▶ [Data provided]

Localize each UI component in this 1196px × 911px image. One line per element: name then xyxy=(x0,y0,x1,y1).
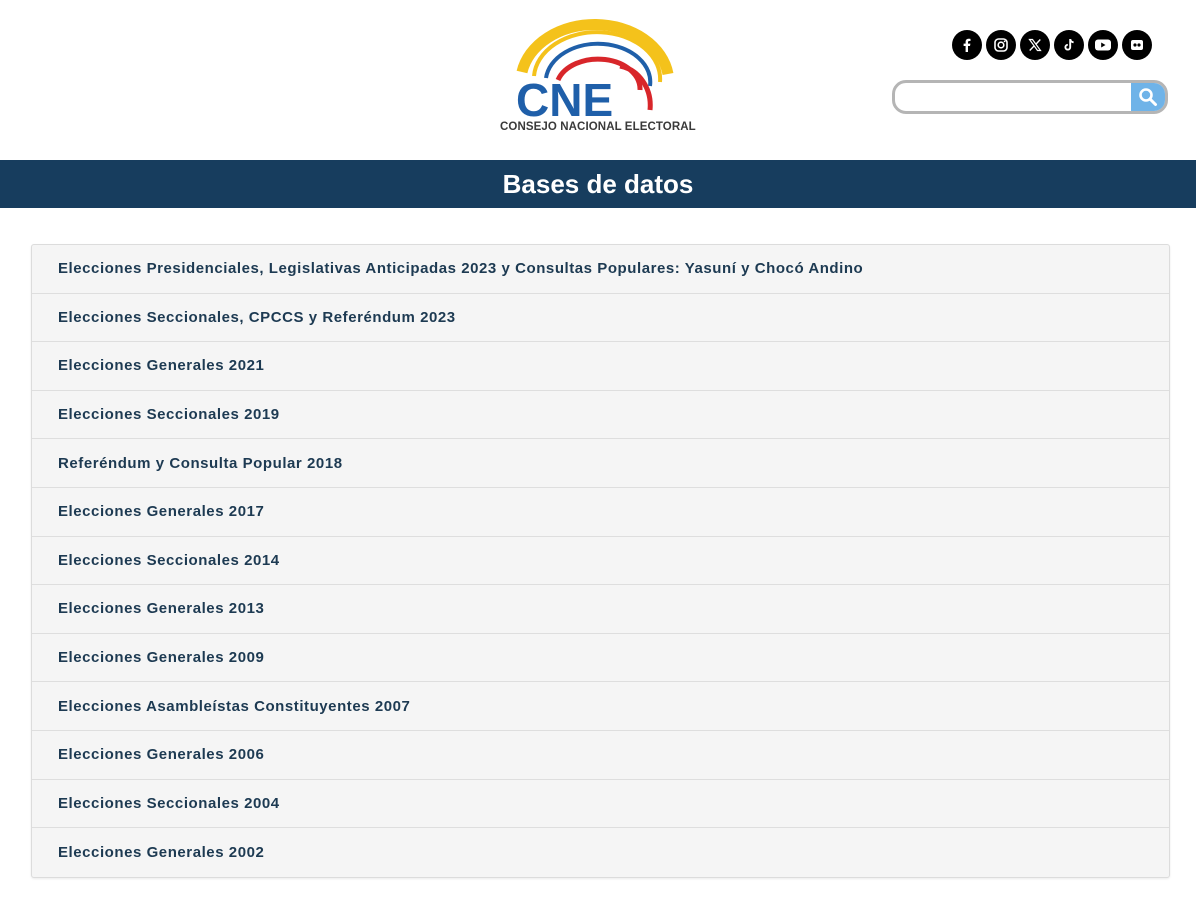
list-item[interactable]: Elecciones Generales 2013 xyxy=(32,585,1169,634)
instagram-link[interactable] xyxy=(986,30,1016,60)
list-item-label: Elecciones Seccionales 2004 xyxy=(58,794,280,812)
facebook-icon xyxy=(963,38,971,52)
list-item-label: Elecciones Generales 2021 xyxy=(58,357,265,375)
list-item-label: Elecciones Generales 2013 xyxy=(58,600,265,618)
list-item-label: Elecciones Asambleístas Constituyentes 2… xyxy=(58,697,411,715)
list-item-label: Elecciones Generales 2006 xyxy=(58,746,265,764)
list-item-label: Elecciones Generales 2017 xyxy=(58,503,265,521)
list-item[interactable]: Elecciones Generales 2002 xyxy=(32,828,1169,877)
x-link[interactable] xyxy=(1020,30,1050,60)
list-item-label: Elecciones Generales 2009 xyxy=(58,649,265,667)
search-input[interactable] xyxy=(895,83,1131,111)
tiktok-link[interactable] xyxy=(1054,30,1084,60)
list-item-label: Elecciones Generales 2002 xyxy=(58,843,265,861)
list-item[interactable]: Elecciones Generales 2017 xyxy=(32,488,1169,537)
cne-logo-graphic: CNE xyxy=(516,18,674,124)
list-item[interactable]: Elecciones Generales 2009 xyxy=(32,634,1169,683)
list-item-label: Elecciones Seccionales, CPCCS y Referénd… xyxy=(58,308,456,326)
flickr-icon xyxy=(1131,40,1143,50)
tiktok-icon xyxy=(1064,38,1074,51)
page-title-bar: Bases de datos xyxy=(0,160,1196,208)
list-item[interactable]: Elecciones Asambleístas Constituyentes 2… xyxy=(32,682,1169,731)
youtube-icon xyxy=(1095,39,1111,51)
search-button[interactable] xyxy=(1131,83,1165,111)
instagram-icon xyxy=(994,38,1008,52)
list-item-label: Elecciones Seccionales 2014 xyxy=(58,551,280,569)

▶ [Short task] Reproduce the lines above verbatim, leaving out the picture.

▶ [The result]
Localize each UI component in this 1196px × 911px image. One line per element: name then xyxy=(x0,y0,x1,y1).
list-item[interactable]: Elecciones Generales 2013 xyxy=(32,585,1169,634)
instagram-link[interactable] xyxy=(986,30,1016,60)
list-item-label: Elecciones Seccionales 2004 xyxy=(58,794,280,812)
facebook-icon xyxy=(963,38,971,52)
list-item-label: Elecciones Generales 2021 xyxy=(58,357,265,375)
list-item-label: Elecciones Generales 2013 xyxy=(58,600,265,618)
list-item-label: Elecciones Asambleístas Constituyentes 2… xyxy=(58,697,411,715)
list-item-label: Elecciones Generales 2006 xyxy=(58,746,265,764)
list-item-label: Elecciones Generales 2017 xyxy=(58,503,265,521)
list-item[interactable]: Elecciones Generales 2002 xyxy=(32,828,1169,877)
x-link[interactable] xyxy=(1020,30,1050,60)
list-item-label: Elecciones Generales 2009 xyxy=(58,649,265,667)
search-input[interactable] xyxy=(895,83,1131,111)
tiktok-link[interactable] xyxy=(1054,30,1084,60)
list-item-label: Elecciones Generales 2002 xyxy=(58,843,265,861)
list-item[interactable]: Elecciones Generales 2017 xyxy=(32,488,1169,537)
cne-logo-graphic: CNE xyxy=(516,18,674,124)
list-item[interactable]: Elecciones Generales 2009 xyxy=(32,634,1169,683)
list-item-label: Elecciones Seccionales, CPCCS y Referénd… xyxy=(58,308,456,326)
flickr-icon xyxy=(1131,40,1143,50)
tiktok-icon xyxy=(1064,38,1074,51)
page-title-bar: Bases de datos xyxy=(0,160,1196,208)
list-item[interactable]: Elecciones Asambleístas Constituyentes 2… xyxy=(32,682,1169,731)
youtube-icon xyxy=(1095,39,1111,51)
search-button[interactable] xyxy=(1131,83,1165,111)
instagram-icon xyxy=(994,38,1008,52)
list-item-label: Elecciones Seccionales 2014 xyxy=(58,551,280,569)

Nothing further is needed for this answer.